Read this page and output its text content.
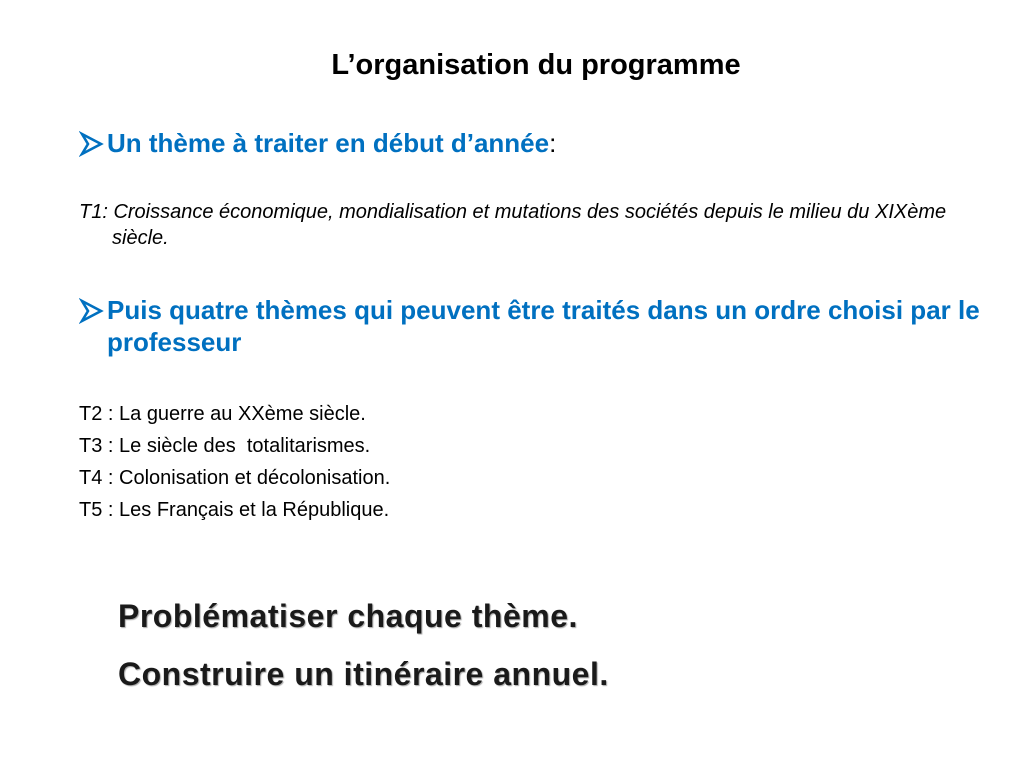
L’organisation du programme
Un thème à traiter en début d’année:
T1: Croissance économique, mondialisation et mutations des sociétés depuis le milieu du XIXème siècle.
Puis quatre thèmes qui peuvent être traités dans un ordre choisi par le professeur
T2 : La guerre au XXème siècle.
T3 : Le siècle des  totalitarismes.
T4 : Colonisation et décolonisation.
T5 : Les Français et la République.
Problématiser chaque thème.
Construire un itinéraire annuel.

────

**Directions for this task:** Return the full material word for word. Do not include the pictures.

**Completed exercise:**
Read this page and output its text content.
L’organisation du programme
Un thème à traiter en début d’année:
T1: Croissance économique, mondialisation et mutations des sociétés depuis le milieu du XIXème siècle.
Puis quatre thèmes qui peuvent être traités dans un ordre choisi par le professeur
T2 : La guerre au XXème siècle.
T3 : Le siècle des  totalitarismes.
T4 : Colonisation et décolonisation.
T5 : Les Français et la République.
Problématiser chaque thème.
Construire un itinéraire annuel.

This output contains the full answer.